▶ **Set problem**
Transcribe the lines from the one containing "What's the underlying" to the last line, inclusive, word for word. Include no pictures.

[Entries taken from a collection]
▬▬▬▬▬▬
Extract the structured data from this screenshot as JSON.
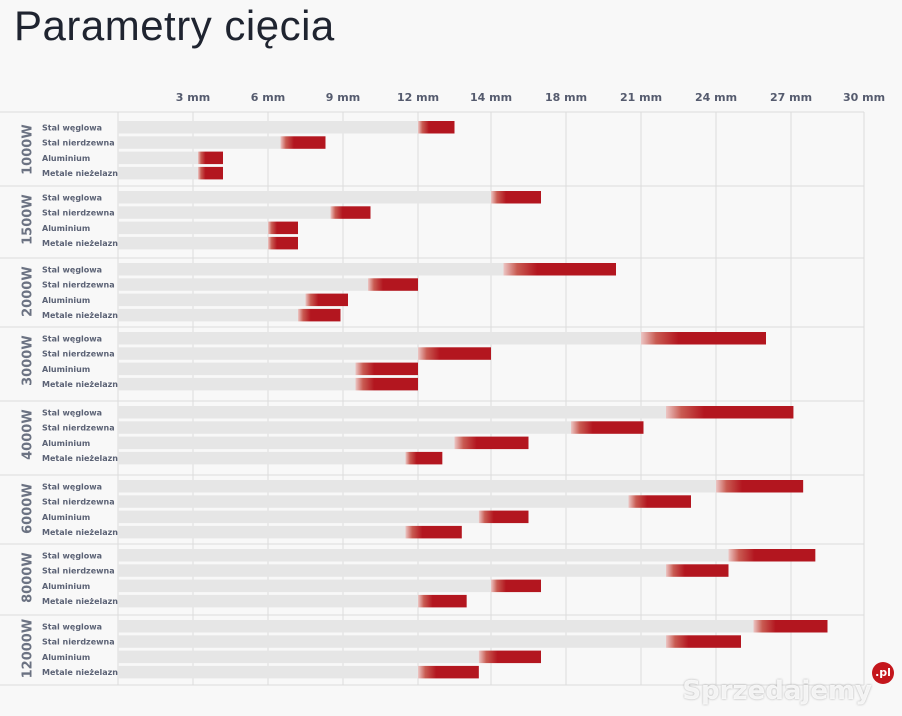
{
  "page": {
    "title": "Parametry cięcia",
    "watermark": "Sprzedajemy",
    "watermark_badge": ".pl"
  },
  "colors": {
    "accent": "#b3161f",
    "track": "#e6e6e6",
    "grid": "#dcdcdc",
    "label": "#6b7282"
  },
  "chart_data": {
    "type": "bar",
    "orientation": "horizontal-grouped",
    "title": "Parametry cięcia",
    "x_ticks": [
      "3 mm",
      "6 mm",
      "9 mm",
      "12 mm",
      "14 mm",
      "18 mm",
      "21 mm",
      "24 mm",
      "27 mm",
      "30 mm"
    ],
    "material_labels": [
      "Stal węglowa",
      "Stal nierdzewna",
      "Aluminium",
      "Metale nieżelazne"
    ],
    "groups": [
      {
        "name": "1000W",
        "materials": [
          {
            "start": 12,
            "end": 13.5
          },
          {
            "start": 6.5,
            "end": 8.3
          },
          {
            "start": 3.2,
            "end": 4.2
          },
          {
            "start": 3.2,
            "end": 4.2
          }
        ]
      },
      {
        "name": "1500W",
        "materials": [
          {
            "start": 15,
            "end": 17
          },
          {
            "start": 8.5,
            "end": 10.1
          },
          {
            "start": 6,
            "end": 7.2
          },
          {
            "start": 6,
            "end": 7.2
          }
        ]
      },
      {
        "name": "2000W",
        "materials": [
          {
            "start": 15.5,
            "end": 20
          },
          {
            "start": 10,
            "end": 12
          },
          {
            "start": 7.5,
            "end": 9.2
          },
          {
            "start": 7.2,
            "end": 8.9
          }
        ]
      },
      {
        "name": "3000W",
        "materials": [
          {
            "start": 21,
            "end": 26
          },
          {
            "start": 12,
            "end": 15
          },
          {
            "start": 9.5,
            "end": 12
          },
          {
            "start": 9.5,
            "end": 12
          }
        ]
      },
      {
        "name": "4000W",
        "materials": [
          {
            "start": 22,
            "end": 27.1
          },
          {
            "start": 18.2,
            "end": 21.1
          },
          {
            "start": 13.5,
            "end": 16.5
          },
          {
            "start": 11.5,
            "end": 13
          }
        ]
      },
      {
        "name": "6000W",
        "materials": [
          {
            "start": 24,
            "end": 27.5
          },
          {
            "start": 20.5,
            "end": 23
          },
          {
            "start": 14.5,
            "end": 16.5
          },
          {
            "start": 11.5,
            "end": 13.8
          }
        ]
      },
      {
        "name": "8000W",
        "materials": [
          {
            "start": 24.5,
            "end": 28
          },
          {
            "start": 22,
            "end": 24.5
          },
          {
            "start": 15,
            "end": 17
          },
          {
            "start": 12,
            "end": 14
          }
        ]
      },
      {
        "name": "12000W",
        "materials": [
          {
            "start": 25.5,
            "end": 28.5
          },
          {
            "start": 22,
            "end": 25
          },
          {
            "start": 14.5,
            "end": 17
          },
          {
            "start": 12,
            "end": 14.5
          }
        ]
      }
    ]
  }
}
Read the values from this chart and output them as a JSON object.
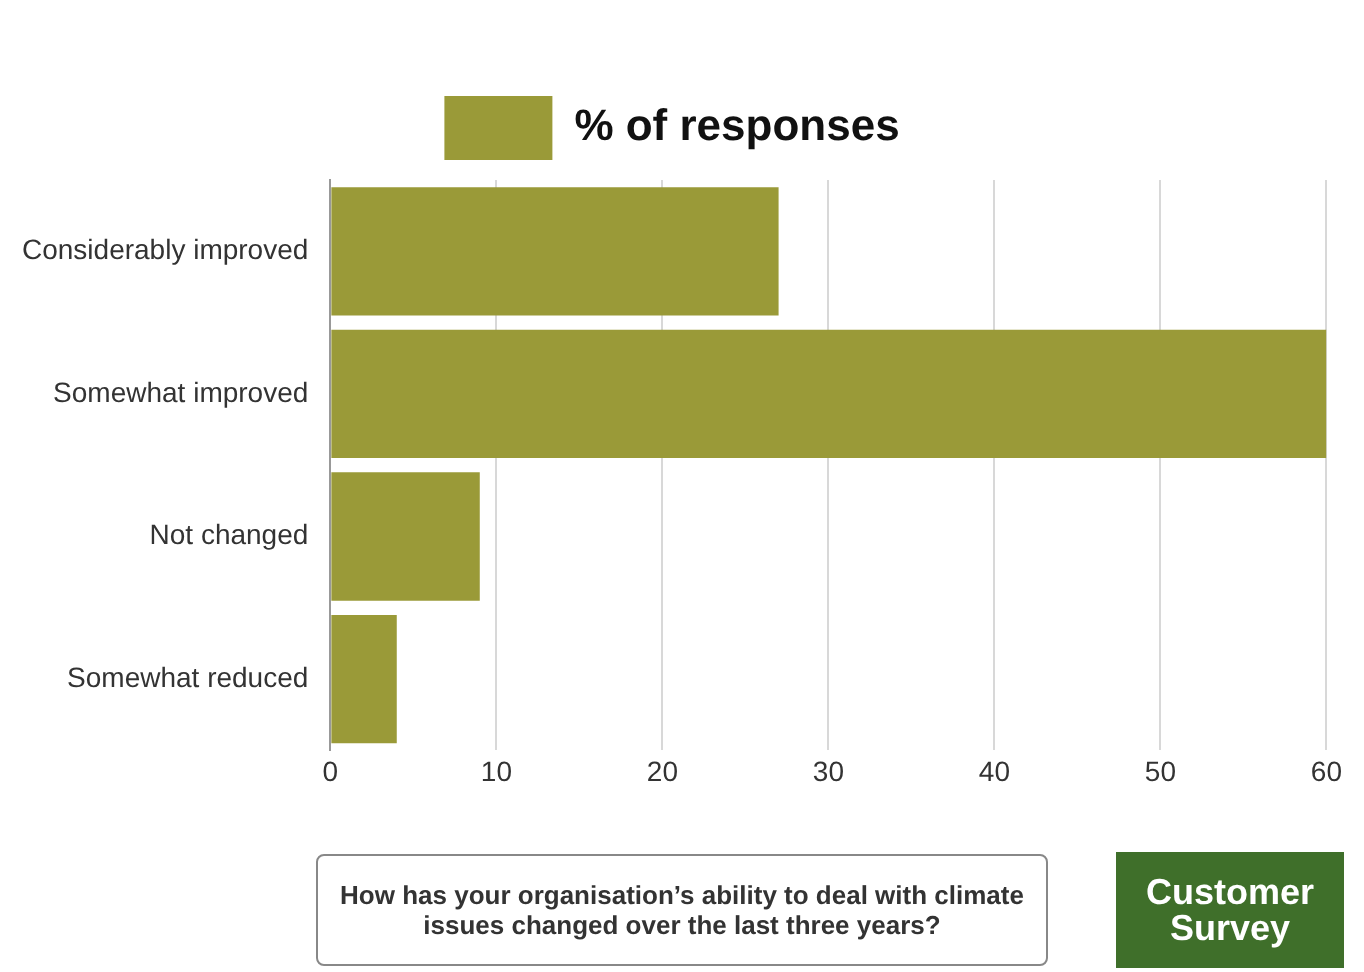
{
  "chart_data": {
    "type": "bar",
    "orientation": "horizontal",
    "categories": [
      "Considerably improved",
      "Somewhat improved",
      "Not changed",
      "Somewhat reduced"
    ],
    "series": [
      {
        "name": "% of responses",
        "color": "#9a9a38",
        "values": [
          27,
          60,
          9,
          4
        ]
      }
    ],
    "xlim": [
      0,
      60
    ],
    "xticks": [
      0,
      10,
      20,
      30,
      40,
      50,
      60
    ],
    "grid": "x",
    "legend": "top",
    "annotations": [
      "How has your organisation’s ability to deal with climate issues changed over the last three years?",
      "Customer Survey"
    ]
  }
}
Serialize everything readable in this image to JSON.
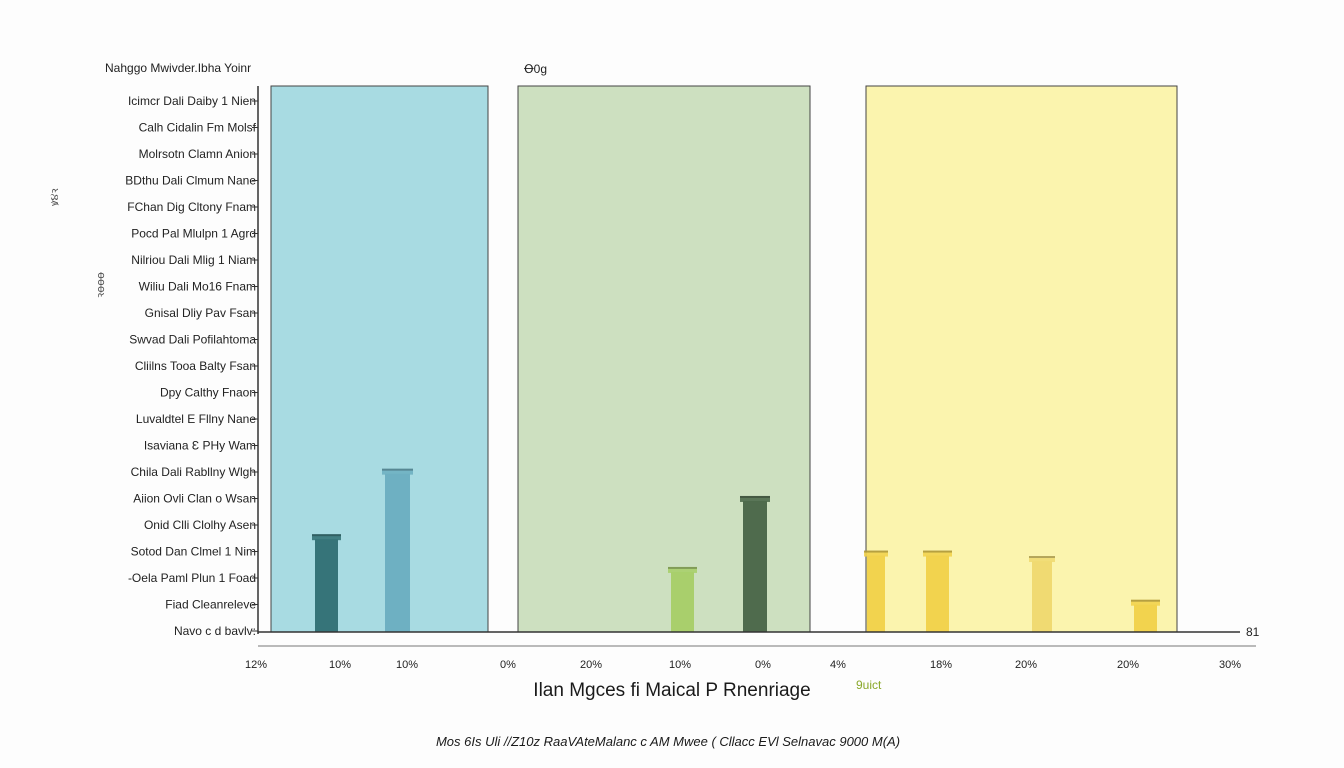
{
  "chart_data": {
    "type": "bar",
    "title": "",
    "top_left_label": "Nahggo Mwivder.Ibha Yoinr",
    "top_mid_label": "Ꝋ0g",
    "side_label": "ꝟ૪ꝛ",
    "side_vertical_label": "ꝛꝋꝋꝋ",
    "xlabel": "Ilan Mgces fi Maical P Rnenriage",
    "xlabel_note": "9uict",
    "caption": "Mos 6Is Uli //Z10z RaaVAteMalanc c AM Mwee ( Cllacc EVl Selnavac 9000 M(A)",
    "right_axis_label": "81",
    "yticks": [
      "Icimcr Dali Daiby 1 Nien",
      "Calh Cidalin Fm Molsf",
      "Molrsotn Clamn Anion",
      "BDthu Dali Clmum Nane",
      "FChan Dig Cltony Fnam",
      "Pocd Pal Mlulpn 1 Agrd",
      "Nilriou Dali Mlig 1 Niam",
      "Wiliu Dali Mo16 Fnam",
      "Gnisal Dliy Pav Fsan",
      "Swvad Dali Pofilahtoma",
      "Cliilns Tooa Balty Fsan",
      "Dpy Calthy Fnaon",
      "Luvaldtel E Fllny Nane",
      "Isaviana Ɛ PHy Wam",
      "Chila Dali Rabllny Wlgh",
      "Aiion Ovli Clan o Wsan",
      "Onid Clli Clolhy Asen",
      "Sotod Dan Clmel 1 Nim",
      "-Oela Paml Plun 1 Foad",
      "Fiad Cleanreleve",
      "Navo c d bavlv:"
    ],
    "xticks": [
      "12%",
      "10%",
      "10%",
      "0%",
      "20%",
      "10%",
      "0%",
      "4%",
      "18%",
      "20%",
      "20%",
      "30%"
    ],
    "panels": [
      {
        "name": "",
        "color": "#a8dbe2"
      },
      {
        "name": "",
        "color": "#cde0c0"
      },
      {
        "name": "",
        "color": "#fbf4ae"
      }
    ],
    "series": [
      {
        "panel": 0,
        "color": "#367479",
        "values": [
          17
        ]
      },
      {
        "panel": 0,
        "color": "#6eb0c2",
        "values": [
          29
        ]
      },
      {
        "panel": 1,
        "color": "#a9cf6c",
        "values": [
          11
        ]
      },
      {
        "panel": 1,
        "color": "#4f6b4d",
        "values": [
          24
        ]
      },
      {
        "panel": 2,
        "color": "#f2d34e",
        "values": [
          14
        ]
      },
      {
        "panel": 2,
        "color": "#f2d34e",
        "values": [
          14
        ]
      },
      {
        "panel": 2,
        "color": "#f0da72",
        "values": [
          13
        ]
      },
      {
        "panel": 2,
        "color": "#f2d34e",
        "values": [
          5
        ]
      }
    ],
    "ylim": [
      0,
      100
    ],
    "grid": false,
    "legend": "none"
  }
}
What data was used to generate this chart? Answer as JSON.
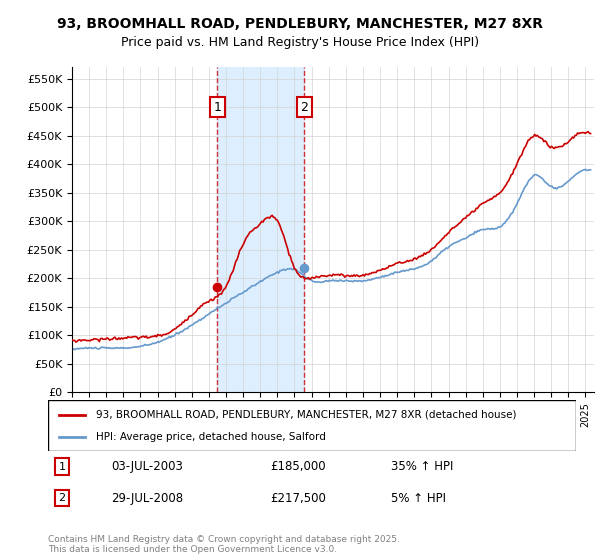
{
  "title_line1": "93, BROOMHALL ROAD, PENDLEBURY, MANCHESTER, M27 8XR",
  "title_line2": "Price paid vs. HM Land Registry's House Price Index (HPI)",
  "ylabel_ticks": [
    "£0",
    "£50K",
    "£100K",
    "£150K",
    "£200K",
    "£250K",
    "£300K",
    "£350K",
    "£400K",
    "£450K",
    "£500K",
    "£550K"
  ],
  "ytick_values": [
    0,
    50000,
    100000,
    150000,
    200000,
    250000,
    300000,
    350000,
    400000,
    450000,
    500000,
    550000
  ],
  "ylim": [
    0,
    570000
  ],
  "xlim_start": 1995.0,
  "xlim_end": 2025.5,
  "legend_line1": "93, BROOMHALL ROAD, PENDLEBURY, MANCHESTER, M27 8XR (detached house)",
  "legend_line2": "HPI: Average price, detached house, Salford",
  "transaction1_date": "03-JUL-2003",
  "transaction1_price": "£185,000",
  "transaction1_hpi": "35% ↑ HPI",
  "transaction1_year": 2003.5,
  "transaction2_date": "29-JUL-2008",
  "transaction2_price": "£217,500",
  "transaction2_hpi": "5% ↑ HPI",
  "transaction2_year": 2008.58,
  "red_color": "#cc0000",
  "blue_color": "#6699cc",
  "shade_color": "#ddeeff",
  "footnote": "Contains HM Land Registry data © Crown copyright and database right 2025.\nThis data is licensed under the Open Government Licence v3.0."
}
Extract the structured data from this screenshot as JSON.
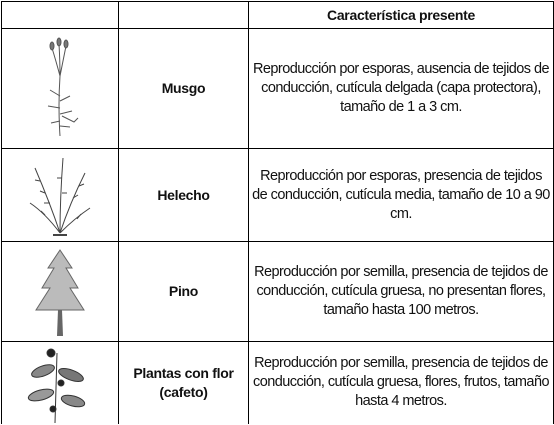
{
  "table": {
    "header": [
      "",
      "",
      "Característica presente"
    ],
    "rows": [
      {
        "name": "Musgo",
        "description": "Reproducción por esporas, ausencia de tejidos de conducción, cutícula delgada (capa protectora), tamaño de 1 a 3 cm."
      },
      {
        "name": "Helecho",
        "description": "Reproducción por esporas, presencia de tejidos de conducción, cutícula media, tamaño de 10 a 90 cm."
      },
      {
        "name": "Pino",
        "description": "Reproducción por semilla, presencia de tejidos de conducción, cutícula gruesa, no presentan flores, tamaño hasta 100 metros."
      },
      {
        "name": "Plantas con flor (cafeto)",
        "description": "Reproducción por semilla, presencia de tejidos de conducción, cutícula gruesa, flores, frutos, tamaño hasta 4 metros."
      }
    ]
  }
}
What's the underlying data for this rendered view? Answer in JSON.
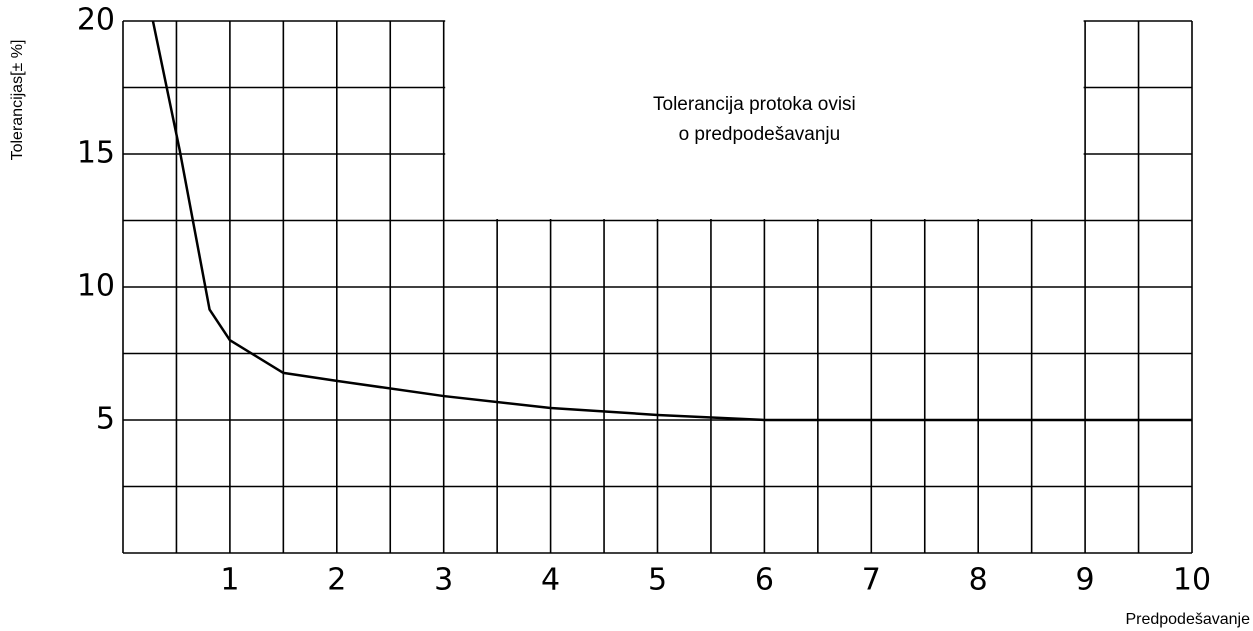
{
  "chart_data": {
    "type": "line",
    "y_label": "Tolerancijas[± %]",
    "x_label": "Predpodešavanje",
    "annotation": [
      "Tolerancija protoka ovisi",
      "o predpodešavanju"
    ],
    "annotation_box": {
      "xlim": [
        3,
        9
      ],
      "ylim": [
        12.5,
        20
      ]
    },
    "x": [
      0.28,
      0.53,
      0.81,
      1.0,
      1.5,
      2.0,
      3.0,
      4.0,
      5.0,
      6.0,
      10.0
    ],
    "values": [
      20,
      15.15,
      9.15,
      8.0,
      6.77,
      6.47,
      5.9,
      5.45,
      5.19,
      5.0,
      5.0
    ],
    "color": "#000000",
    "xlim": [
      0,
      10
    ],
    "ylim": [
      0,
      20
    ],
    "xticks": [
      1,
      2,
      3,
      4,
      5,
      6,
      7,
      8,
      9,
      10
    ],
    "yticks": [
      5,
      10,
      15,
      20
    ],
    "x_minor_ticks": [
      0.5,
      1.5,
      2.5,
      3.5,
      4.5,
      5.5,
      6.5,
      7.5,
      8.5,
      9.5
    ],
    "y_minor_ticks": [
      2.5,
      7.5,
      12.5,
      17.5
    ],
    "grid": true
  }
}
▬▬▬▬▬▬
▶ **Written response**
What's the underlying data for this rendered view? Answer in JSON.
{
  "chart_data": {
    "type": "line",
    "y_label": "Tolerancijas[± %]",
    "x_label": "Predpodešavanje",
    "annotation": [
      "Tolerancija protoka ovisi",
      "o predpodešavanju"
    ],
    "annotation_box": {
      "xlim": [
        3,
        9
      ],
      "ylim": [
        12.5,
        20
      ]
    },
    "x": [
      0.28,
      0.53,
      0.81,
      1.0,
      1.5,
      2.0,
      3.0,
      4.0,
      5.0,
      6.0,
      10.0
    ],
    "values": [
      20,
      15.15,
      9.15,
      8.0,
      6.77,
      6.47,
      5.9,
      5.45,
      5.19,
      5.0,
      5.0
    ],
    "color": "#000000",
    "xlim": [
      0,
      10
    ],
    "ylim": [
      0,
      20
    ],
    "xticks": [
      1,
      2,
      3,
      4,
      5,
      6,
      7,
      8,
      9,
      10
    ],
    "yticks": [
      5,
      10,
      15,
      20
    ],
    "x_minor_ticks": [
      0.5,
      1.5,
      2.5,
      3.5,
      4.5,
      5.5,
      6.5,
      7.5,
      8.5,
      9.5
    ],
    "y_minor_ticks": [
      2.5,
      7.5,
      12.5,
      17.5
    ],
    "grid": true
  }
}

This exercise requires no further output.